Exercise goal:
Repeat each line of the records below exactly.

------------------------------------------------------------------------

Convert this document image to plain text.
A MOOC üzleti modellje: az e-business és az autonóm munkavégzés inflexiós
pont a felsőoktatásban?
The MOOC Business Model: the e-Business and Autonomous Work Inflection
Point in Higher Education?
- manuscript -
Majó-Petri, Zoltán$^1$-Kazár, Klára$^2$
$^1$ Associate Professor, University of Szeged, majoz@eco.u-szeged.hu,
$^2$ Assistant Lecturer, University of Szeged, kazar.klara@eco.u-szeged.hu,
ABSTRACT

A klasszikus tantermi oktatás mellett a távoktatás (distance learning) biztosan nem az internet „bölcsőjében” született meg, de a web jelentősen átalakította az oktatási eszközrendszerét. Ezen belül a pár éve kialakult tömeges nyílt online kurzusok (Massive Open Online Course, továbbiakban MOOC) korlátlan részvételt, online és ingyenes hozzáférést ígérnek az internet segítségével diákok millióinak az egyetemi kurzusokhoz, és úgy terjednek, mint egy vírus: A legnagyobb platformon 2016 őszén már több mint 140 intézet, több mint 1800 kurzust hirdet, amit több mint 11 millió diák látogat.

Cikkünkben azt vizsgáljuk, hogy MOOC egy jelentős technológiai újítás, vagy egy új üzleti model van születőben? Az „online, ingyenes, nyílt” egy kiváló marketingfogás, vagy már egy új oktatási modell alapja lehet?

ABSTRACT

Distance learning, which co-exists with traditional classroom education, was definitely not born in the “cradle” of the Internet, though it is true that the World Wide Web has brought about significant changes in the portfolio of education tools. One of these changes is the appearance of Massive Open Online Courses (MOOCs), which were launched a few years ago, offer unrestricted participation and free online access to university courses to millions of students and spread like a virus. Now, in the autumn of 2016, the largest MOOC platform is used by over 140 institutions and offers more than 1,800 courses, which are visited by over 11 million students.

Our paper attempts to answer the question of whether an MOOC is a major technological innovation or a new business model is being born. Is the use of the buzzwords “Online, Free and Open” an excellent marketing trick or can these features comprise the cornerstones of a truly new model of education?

------------------------------------------------------------------------

Reply to the exercise:
Convert this document image to plain text.
A MOOC üzleti modellje: az e-business és az autonóm munkavégzés inflexiós
pont a felsőoktatásban?
The MOOC Business Model: the e-Business and Autonomous Work Inflection
Point in Higher Education?
- manuscript -
Majó-Petri, Zoltán$^1$-Kazár, Klára$^2$
$^1$ Associate Professor, University of Szeged, majoz@eco.u-szeged.hu,
$^2$ Assistant Lecturer, University of Szeged, kazar.klara@eco.u-szeged.hu,
ABSTRACT

A klasszikus tantermi oktatás mellett a távoktatás (distance learning) biztosan nem az internet „bölcsőjében” született meg, de a web jelentősen átalakította az oktatási eszközrendszerét. Ezen belül a pár éve kialakult tömeges nyílt online kurzusok (Massive Open Online Course, továbbiakban MOOC) korlátlan részvételt, online és ingyenes hozzáférést ígérnek az internet segítségével diákok millióinak az egyetemi kurzusokhoz, és úgy terjednek, mint egy vírus: A legnagyobb platformon 2016 őszén már több mint 140 intézet, több mint 1800 kurzust hirdet, amit több mint 11 millió diák látogat.

Cikkünkben azt vizsgáljuk, hogy MOOC egy jelentős technológiai újítás, vagy egy új üzleti model van születőben? Az „online, ingyenes, nyílt” egy kiváló marketingfogás, vagy már egy új oktatási modell alapja lehet?

ABSTRACT

Distance learning, which co-exists with traditional classroom education, was definitely not born in the “cradle” of the Internet, though it is true that the World Wide Web has brought about significant changes in the portfolio of education tools. One of these changes is the appearance of Massive Open Online Courses (MOOCs), which were launched a few years ago, offer unrestricted participation and free online access to university courses to millions of students and spread like a virus. Now, in the autumn of 2016, the largest MOOC platform is used by over 140 institutions and offers more than 1,800 courses, which are visited by over 11 million students.

Our paper attempts to answer the question of whether an MOOC is a major technological innovation or a new business model is being born. Is the use of the buzzwords “Online, Free and Open” an excellent marketing trick or can these features comprise the cornerstones of a truly new model of education?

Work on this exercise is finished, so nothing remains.